WORK TO COMPLETE
Output a single figure: the number of lines in which the word "each" appears.

____________

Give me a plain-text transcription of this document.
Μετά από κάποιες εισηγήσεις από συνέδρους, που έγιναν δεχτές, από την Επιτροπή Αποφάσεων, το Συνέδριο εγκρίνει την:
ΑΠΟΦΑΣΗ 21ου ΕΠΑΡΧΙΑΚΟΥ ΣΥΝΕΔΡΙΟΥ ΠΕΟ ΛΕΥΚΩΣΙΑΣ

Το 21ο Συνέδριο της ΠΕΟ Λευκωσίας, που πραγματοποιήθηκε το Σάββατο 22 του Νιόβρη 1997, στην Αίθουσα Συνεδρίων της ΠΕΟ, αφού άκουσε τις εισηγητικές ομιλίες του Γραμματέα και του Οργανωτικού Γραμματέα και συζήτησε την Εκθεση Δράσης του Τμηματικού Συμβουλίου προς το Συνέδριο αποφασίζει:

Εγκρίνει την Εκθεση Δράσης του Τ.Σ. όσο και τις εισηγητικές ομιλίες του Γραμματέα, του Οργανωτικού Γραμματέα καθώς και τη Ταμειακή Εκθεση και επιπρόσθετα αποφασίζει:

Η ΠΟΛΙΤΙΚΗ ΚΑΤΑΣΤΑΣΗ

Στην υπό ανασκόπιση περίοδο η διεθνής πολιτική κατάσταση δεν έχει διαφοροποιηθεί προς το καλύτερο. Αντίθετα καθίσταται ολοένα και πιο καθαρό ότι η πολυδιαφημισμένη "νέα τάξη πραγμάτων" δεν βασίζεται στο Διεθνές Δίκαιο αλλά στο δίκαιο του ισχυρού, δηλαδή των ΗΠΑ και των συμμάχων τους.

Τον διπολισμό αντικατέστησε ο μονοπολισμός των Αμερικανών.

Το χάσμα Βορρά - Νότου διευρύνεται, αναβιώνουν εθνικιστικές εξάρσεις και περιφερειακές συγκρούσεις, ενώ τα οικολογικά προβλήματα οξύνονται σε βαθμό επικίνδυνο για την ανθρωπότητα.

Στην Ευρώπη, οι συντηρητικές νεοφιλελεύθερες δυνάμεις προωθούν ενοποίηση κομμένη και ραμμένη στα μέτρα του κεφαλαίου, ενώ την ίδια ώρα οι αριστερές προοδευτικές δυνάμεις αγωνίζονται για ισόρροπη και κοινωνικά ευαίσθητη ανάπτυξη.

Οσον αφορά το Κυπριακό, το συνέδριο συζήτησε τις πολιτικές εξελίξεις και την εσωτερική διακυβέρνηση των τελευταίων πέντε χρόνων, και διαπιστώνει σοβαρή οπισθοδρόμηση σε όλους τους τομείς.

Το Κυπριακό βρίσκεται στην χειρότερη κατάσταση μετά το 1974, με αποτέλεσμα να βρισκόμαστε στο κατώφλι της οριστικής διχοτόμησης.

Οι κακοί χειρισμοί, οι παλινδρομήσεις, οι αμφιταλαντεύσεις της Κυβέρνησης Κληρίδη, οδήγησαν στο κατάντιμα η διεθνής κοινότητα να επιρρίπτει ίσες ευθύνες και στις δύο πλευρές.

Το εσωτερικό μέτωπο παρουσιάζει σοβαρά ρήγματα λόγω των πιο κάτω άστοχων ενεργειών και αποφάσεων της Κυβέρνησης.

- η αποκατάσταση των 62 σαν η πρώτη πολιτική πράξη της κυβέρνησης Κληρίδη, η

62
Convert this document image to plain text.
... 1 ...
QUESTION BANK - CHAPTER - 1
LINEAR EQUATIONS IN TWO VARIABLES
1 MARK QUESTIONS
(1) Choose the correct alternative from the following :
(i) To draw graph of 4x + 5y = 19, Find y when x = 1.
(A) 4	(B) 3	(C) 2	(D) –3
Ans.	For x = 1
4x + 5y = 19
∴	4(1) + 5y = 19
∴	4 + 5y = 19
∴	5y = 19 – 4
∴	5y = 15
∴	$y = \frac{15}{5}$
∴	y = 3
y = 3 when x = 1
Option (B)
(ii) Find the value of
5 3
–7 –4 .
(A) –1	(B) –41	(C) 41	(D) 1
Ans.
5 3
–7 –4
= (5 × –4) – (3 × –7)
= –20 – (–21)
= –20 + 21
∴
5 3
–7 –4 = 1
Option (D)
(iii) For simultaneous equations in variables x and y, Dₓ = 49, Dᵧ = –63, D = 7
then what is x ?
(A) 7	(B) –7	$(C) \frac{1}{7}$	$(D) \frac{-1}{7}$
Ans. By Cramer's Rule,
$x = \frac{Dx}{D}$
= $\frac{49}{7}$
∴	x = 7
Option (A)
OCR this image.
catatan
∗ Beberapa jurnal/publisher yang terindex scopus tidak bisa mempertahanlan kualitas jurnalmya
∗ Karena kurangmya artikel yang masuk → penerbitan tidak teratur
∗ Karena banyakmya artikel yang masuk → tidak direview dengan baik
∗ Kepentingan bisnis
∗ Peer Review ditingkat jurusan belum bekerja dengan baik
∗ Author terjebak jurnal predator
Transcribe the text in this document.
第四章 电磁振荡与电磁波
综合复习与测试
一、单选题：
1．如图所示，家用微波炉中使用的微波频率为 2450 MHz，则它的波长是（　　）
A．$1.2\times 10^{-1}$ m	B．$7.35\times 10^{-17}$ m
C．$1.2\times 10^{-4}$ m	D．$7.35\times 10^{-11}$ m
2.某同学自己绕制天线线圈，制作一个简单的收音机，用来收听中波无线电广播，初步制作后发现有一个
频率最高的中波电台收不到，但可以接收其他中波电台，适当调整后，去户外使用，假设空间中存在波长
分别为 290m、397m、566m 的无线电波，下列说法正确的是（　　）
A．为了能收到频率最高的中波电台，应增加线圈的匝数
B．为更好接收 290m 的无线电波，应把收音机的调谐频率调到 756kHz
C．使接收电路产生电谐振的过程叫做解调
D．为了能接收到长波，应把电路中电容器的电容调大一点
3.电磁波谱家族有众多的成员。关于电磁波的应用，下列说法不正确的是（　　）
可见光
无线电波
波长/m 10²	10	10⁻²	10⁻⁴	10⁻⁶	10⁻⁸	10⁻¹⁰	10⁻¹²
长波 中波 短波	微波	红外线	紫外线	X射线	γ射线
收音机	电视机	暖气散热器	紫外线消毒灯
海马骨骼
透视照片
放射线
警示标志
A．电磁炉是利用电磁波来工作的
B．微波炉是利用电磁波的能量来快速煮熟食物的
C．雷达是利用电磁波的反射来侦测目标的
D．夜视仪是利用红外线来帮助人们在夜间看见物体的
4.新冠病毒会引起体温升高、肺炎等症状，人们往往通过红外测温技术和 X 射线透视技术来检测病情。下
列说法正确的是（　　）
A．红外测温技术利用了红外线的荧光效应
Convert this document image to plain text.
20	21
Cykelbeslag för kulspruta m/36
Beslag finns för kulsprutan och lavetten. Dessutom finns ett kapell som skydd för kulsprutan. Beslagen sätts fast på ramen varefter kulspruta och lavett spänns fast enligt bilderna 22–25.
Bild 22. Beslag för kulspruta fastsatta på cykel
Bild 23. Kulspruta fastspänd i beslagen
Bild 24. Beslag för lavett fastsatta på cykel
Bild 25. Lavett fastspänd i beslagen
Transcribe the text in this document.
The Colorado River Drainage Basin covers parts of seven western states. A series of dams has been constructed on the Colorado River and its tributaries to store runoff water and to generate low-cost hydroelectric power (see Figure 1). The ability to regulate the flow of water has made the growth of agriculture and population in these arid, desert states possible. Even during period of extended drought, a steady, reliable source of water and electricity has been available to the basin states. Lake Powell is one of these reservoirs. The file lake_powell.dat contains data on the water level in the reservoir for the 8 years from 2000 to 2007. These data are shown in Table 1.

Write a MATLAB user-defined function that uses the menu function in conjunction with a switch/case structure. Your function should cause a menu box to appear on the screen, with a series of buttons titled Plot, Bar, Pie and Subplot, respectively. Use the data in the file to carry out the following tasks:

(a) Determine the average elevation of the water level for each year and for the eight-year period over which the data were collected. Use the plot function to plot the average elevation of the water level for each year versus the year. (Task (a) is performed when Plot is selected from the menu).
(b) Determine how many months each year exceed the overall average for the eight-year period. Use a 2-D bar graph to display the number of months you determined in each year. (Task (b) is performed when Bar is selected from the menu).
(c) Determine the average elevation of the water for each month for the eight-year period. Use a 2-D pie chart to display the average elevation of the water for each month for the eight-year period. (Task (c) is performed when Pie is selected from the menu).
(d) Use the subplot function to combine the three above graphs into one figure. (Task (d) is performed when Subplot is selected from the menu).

____________

COMPLETED TASK
3